* _What to work on_
From the entries below, copy out all lines holding "annotation".

· · · · · · ·

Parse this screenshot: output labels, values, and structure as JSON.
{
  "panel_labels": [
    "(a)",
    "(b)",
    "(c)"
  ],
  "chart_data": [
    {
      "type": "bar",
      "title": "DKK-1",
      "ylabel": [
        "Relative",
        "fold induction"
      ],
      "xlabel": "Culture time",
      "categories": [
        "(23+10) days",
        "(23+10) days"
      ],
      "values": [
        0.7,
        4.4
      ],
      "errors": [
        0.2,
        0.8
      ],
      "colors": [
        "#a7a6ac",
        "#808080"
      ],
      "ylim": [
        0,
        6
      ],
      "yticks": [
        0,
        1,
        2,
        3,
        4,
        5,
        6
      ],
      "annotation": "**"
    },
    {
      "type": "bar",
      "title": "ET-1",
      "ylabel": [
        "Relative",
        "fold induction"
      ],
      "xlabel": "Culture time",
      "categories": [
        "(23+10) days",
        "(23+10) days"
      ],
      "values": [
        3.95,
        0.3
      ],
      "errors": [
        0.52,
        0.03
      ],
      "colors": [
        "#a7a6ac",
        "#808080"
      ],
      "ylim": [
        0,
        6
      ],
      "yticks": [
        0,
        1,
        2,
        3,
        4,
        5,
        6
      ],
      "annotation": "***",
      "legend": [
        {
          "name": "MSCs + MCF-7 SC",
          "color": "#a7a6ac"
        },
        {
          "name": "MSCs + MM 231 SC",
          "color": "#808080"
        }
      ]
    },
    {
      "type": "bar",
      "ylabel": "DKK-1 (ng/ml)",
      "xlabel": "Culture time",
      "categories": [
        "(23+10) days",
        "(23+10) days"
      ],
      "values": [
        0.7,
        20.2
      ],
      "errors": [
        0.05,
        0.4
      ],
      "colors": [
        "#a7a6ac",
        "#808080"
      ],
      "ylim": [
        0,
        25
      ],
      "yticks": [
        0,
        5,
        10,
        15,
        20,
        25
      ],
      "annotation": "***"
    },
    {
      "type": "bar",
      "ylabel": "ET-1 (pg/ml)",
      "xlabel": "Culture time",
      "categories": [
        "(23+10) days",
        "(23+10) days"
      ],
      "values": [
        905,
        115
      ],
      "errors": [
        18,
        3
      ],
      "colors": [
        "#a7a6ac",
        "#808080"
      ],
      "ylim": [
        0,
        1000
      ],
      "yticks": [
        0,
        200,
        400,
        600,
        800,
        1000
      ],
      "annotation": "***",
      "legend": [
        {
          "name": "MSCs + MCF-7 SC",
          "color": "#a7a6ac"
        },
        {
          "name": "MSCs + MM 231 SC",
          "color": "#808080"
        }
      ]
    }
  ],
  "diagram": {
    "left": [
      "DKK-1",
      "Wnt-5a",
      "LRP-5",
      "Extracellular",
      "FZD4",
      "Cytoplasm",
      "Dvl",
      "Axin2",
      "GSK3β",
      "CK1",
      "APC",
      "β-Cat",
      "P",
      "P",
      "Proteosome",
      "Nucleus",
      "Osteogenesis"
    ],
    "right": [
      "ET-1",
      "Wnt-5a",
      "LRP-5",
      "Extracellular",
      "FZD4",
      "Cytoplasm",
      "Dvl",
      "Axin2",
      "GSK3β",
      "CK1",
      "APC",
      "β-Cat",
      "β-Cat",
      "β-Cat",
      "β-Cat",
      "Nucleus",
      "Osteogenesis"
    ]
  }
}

· · · · · · ·

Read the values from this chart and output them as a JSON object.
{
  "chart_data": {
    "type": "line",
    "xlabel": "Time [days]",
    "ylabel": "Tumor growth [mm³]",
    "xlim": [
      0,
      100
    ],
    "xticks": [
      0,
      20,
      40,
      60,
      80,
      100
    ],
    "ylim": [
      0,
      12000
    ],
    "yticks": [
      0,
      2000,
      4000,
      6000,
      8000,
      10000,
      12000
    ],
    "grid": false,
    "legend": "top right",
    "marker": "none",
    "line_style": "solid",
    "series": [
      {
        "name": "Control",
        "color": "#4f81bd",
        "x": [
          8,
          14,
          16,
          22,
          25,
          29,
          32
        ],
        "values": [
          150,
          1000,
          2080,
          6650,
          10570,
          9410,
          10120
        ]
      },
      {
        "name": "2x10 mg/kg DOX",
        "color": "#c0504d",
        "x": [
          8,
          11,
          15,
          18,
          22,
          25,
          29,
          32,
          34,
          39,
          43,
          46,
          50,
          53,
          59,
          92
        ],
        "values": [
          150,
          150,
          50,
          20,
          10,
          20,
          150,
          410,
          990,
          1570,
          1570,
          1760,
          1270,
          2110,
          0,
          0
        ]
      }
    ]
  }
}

· · · · · · ·

* _Solution for this exercise_
      "annotation": "**"
      "annotation": "***",
      "annotation": "***"
      "annotation": "***",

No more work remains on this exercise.